The request: Gather the lines below that include the string "Optativas", copying each in full.

Listed records:

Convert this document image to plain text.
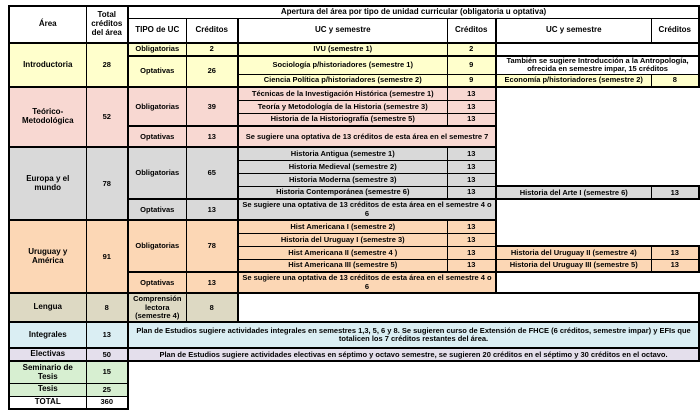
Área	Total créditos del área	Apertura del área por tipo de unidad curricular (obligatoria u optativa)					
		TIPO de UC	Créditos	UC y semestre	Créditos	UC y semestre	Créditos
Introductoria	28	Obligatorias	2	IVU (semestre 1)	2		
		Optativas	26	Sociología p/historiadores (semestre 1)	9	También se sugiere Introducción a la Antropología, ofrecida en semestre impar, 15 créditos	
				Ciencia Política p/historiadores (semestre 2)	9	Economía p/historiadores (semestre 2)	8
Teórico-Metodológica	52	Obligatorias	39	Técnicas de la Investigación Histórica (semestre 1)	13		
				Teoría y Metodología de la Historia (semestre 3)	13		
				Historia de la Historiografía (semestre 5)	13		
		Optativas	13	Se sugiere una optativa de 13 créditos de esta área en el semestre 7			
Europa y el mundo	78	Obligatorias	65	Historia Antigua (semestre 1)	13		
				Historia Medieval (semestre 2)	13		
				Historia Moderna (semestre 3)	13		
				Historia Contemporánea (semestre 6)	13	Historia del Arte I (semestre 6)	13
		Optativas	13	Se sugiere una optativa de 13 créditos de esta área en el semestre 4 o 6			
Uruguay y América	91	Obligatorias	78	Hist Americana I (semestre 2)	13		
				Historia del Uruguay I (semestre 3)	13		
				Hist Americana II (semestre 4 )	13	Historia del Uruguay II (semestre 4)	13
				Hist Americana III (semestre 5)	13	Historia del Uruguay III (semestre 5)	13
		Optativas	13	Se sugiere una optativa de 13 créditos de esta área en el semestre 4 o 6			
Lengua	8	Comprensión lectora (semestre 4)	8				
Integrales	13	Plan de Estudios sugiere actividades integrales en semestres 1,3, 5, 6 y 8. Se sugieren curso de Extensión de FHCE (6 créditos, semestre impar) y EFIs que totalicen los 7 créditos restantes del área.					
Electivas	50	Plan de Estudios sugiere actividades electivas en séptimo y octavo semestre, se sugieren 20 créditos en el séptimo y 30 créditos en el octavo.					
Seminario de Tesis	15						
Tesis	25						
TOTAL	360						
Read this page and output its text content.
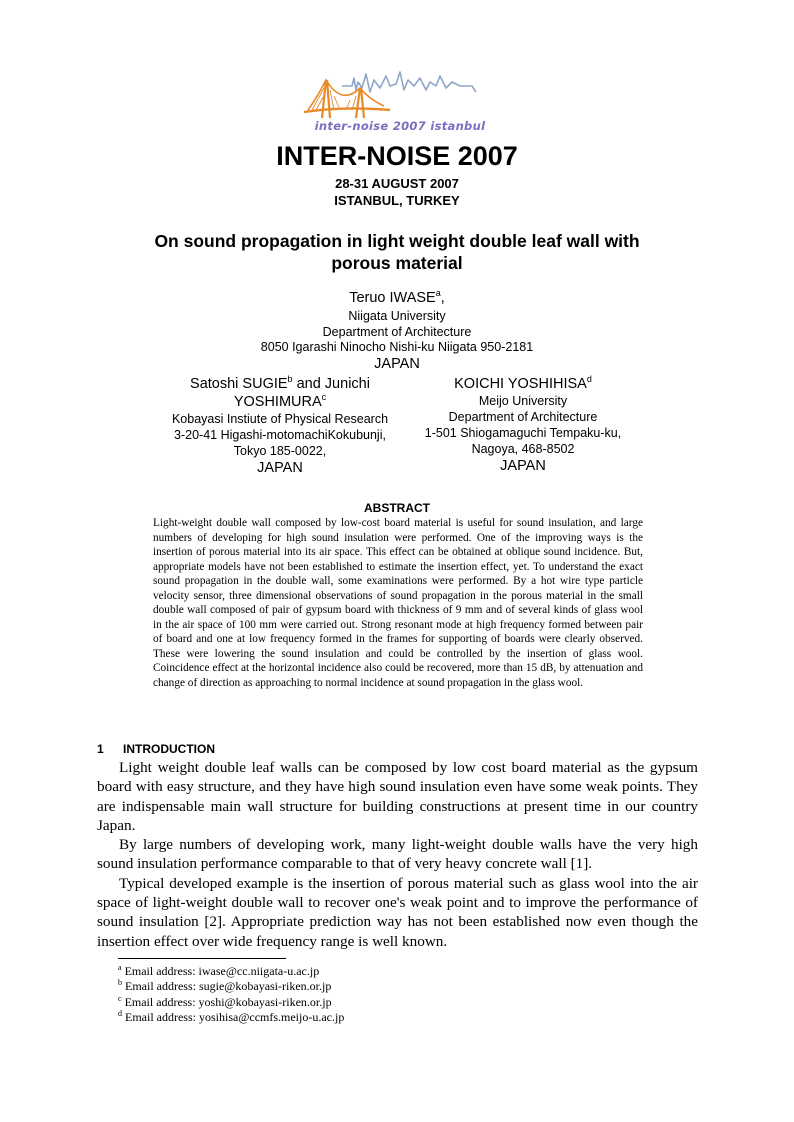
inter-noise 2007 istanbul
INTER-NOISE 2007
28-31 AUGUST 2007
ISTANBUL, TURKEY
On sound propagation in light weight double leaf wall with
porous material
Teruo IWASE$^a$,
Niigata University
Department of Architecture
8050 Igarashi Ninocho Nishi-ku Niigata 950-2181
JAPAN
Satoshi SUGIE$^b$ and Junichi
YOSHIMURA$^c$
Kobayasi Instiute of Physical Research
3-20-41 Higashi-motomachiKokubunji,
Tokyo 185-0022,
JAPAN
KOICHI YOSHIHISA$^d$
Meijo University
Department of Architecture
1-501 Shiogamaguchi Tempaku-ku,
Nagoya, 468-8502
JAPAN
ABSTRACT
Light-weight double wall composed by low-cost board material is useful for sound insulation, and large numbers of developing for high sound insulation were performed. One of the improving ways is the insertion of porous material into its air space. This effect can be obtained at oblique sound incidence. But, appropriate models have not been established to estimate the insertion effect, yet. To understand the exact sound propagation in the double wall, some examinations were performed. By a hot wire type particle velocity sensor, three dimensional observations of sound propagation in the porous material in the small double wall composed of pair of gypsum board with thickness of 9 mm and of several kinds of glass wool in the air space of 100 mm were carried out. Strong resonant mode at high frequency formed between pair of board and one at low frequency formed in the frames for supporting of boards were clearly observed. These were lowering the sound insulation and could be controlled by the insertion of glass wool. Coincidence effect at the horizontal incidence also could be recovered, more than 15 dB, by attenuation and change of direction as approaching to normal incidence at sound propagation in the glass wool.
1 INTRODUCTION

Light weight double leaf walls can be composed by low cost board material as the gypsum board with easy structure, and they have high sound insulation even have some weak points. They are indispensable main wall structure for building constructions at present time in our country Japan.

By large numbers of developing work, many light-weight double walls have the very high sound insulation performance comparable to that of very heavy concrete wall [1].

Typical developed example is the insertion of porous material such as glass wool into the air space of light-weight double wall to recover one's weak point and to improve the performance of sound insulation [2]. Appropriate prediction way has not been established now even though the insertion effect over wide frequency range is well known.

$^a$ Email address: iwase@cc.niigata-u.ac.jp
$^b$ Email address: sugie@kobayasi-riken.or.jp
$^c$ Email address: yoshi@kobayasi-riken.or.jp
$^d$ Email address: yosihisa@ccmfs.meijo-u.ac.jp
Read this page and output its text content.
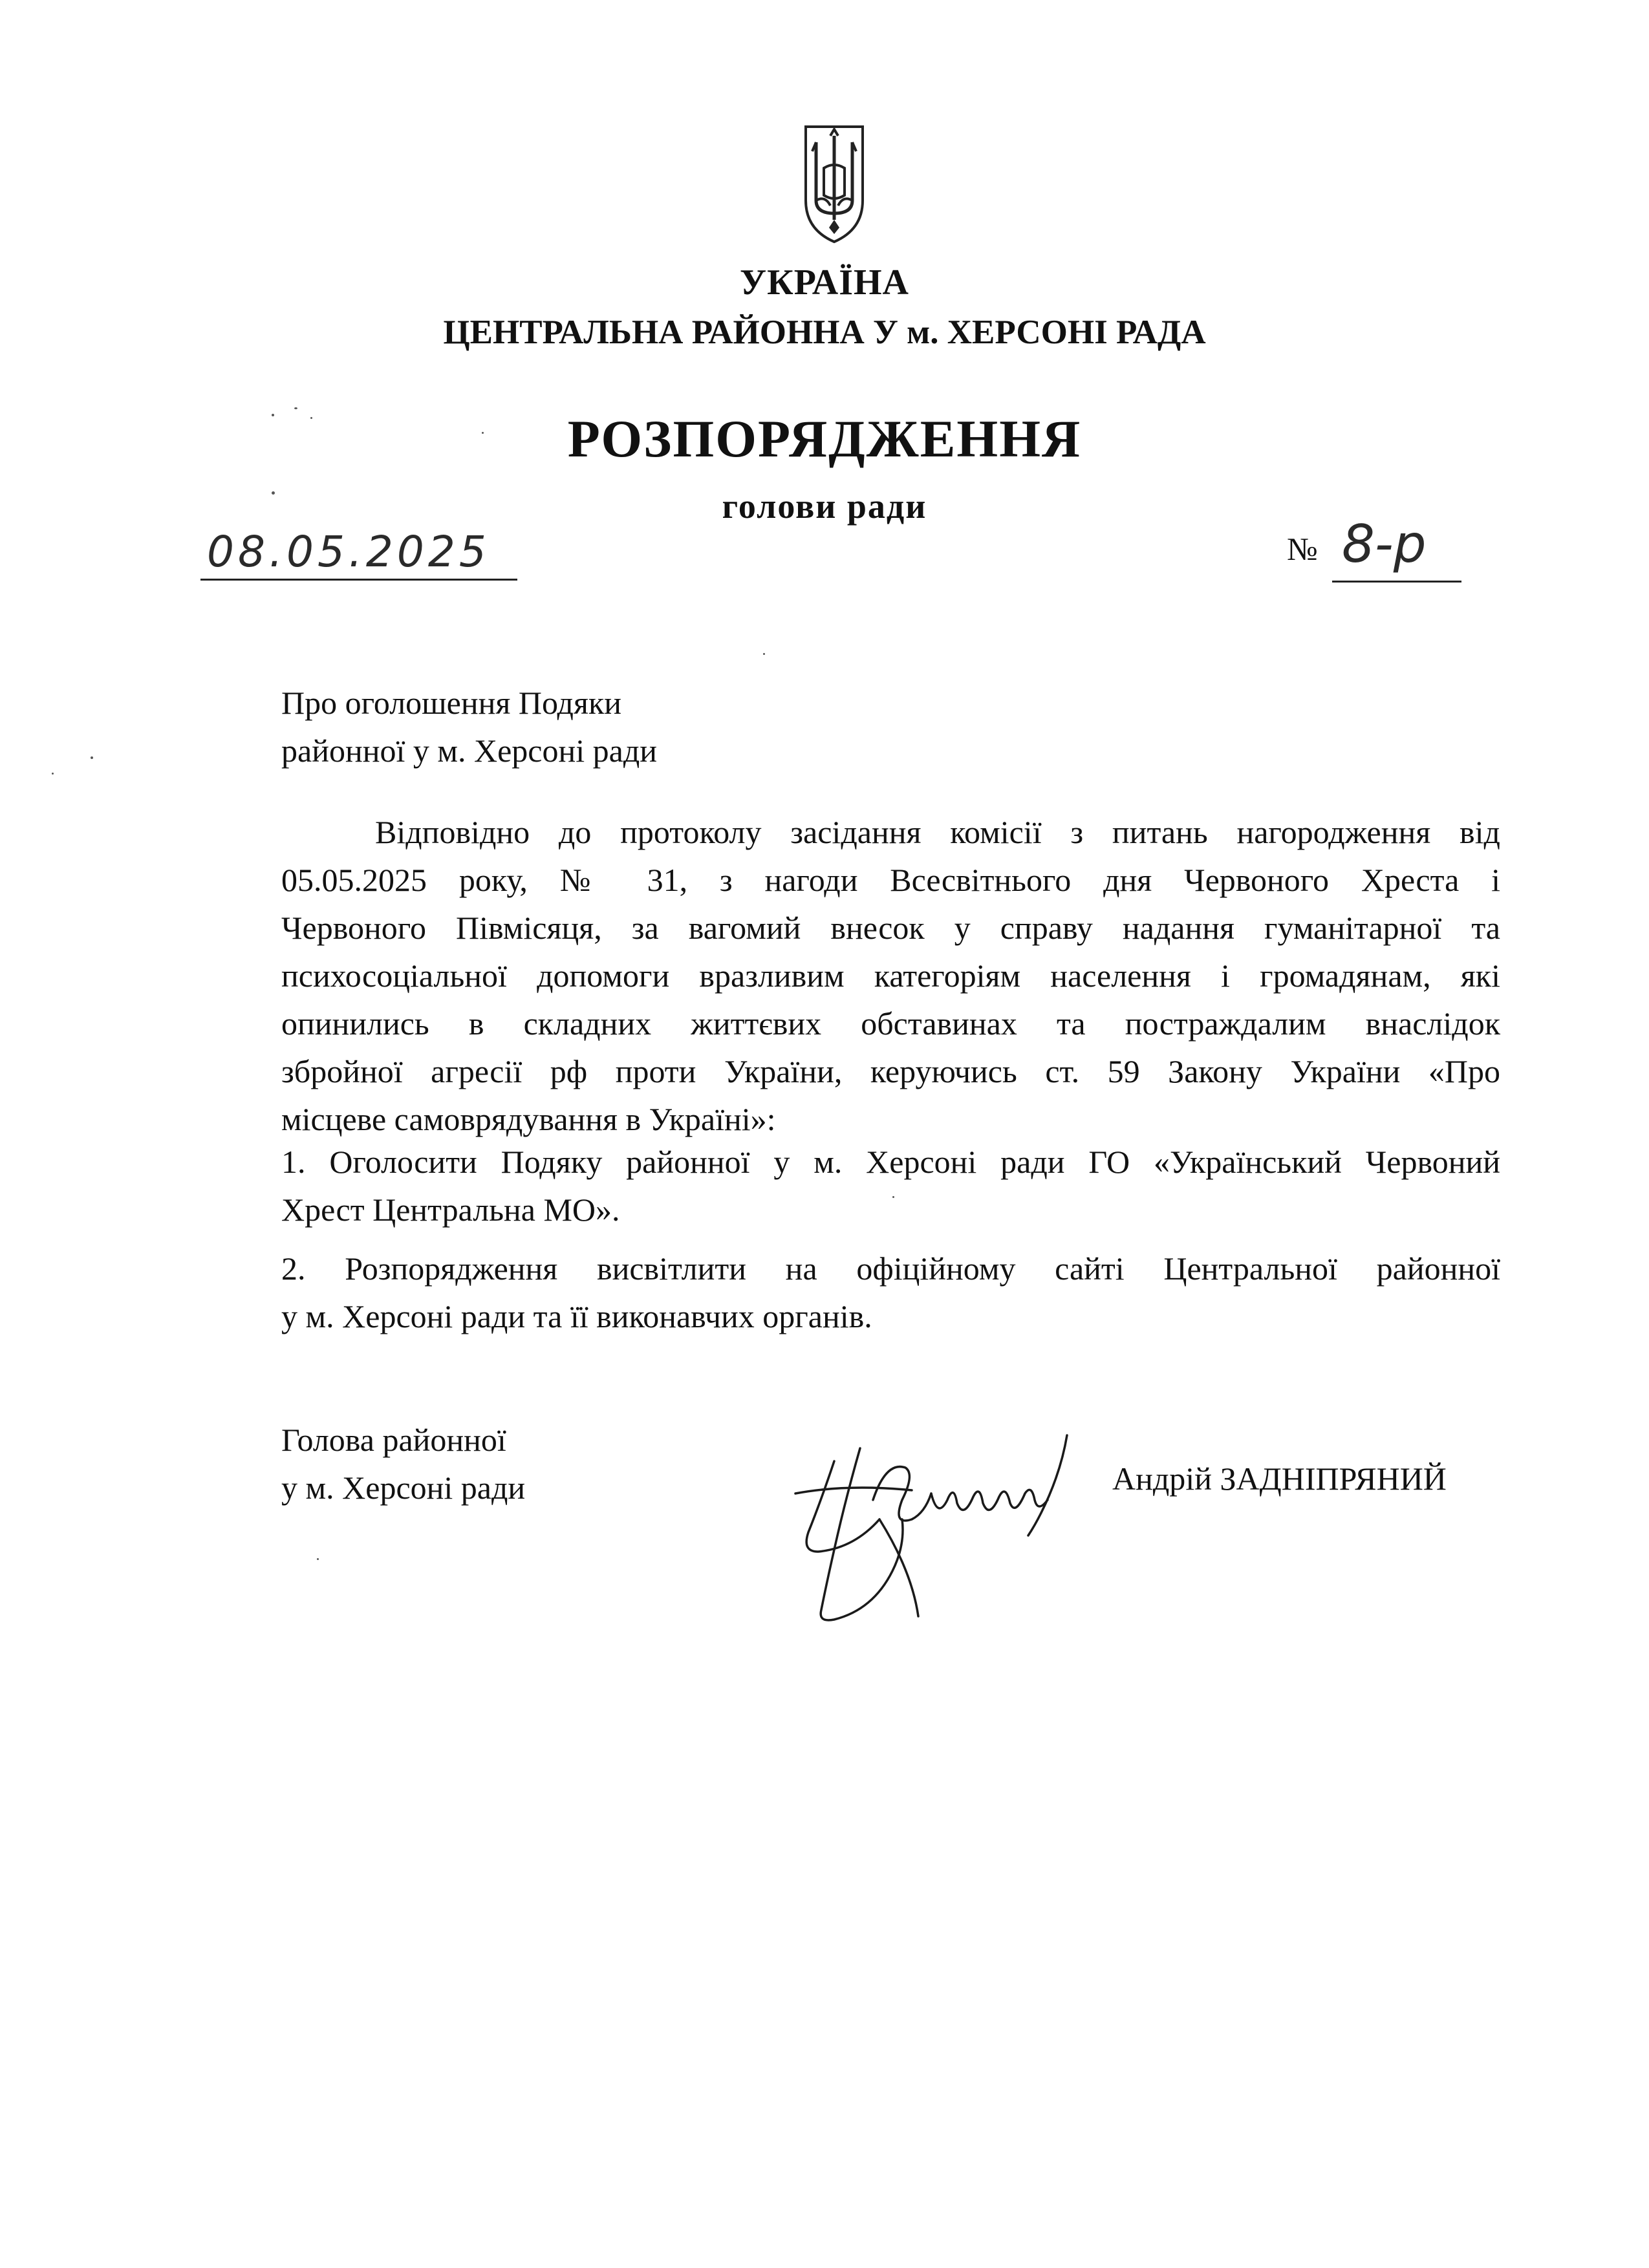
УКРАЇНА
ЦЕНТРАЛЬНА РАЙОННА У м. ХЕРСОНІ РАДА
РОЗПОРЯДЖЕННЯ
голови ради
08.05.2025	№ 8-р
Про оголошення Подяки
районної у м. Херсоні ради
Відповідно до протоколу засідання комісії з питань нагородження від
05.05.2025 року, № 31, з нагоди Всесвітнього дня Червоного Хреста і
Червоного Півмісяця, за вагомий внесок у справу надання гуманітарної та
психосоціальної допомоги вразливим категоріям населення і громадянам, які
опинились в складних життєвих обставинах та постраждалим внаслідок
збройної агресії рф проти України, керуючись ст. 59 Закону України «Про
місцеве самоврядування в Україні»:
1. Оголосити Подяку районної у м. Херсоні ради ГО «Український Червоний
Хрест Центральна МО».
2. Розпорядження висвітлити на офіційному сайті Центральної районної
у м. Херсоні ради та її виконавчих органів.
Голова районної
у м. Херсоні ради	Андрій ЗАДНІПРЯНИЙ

Complete answer:
		Optativas	26	Sociología p/historiadores (semestre 1)	9	También se sugiere Introducción a la Antropología, ofrecida en semestre impar, 15 créditos	
		Optativas	13	Se sugiere una optativa de 13 créditos de esta área en el semestre 7			
		Optativas	13	Se sugiere una optativa de 13 créditos de esta área en el semestre 4 o 6			
		Optativas	13	Se sugiere una optativa de 13 créditos de esta área en el semestre 4 o 6			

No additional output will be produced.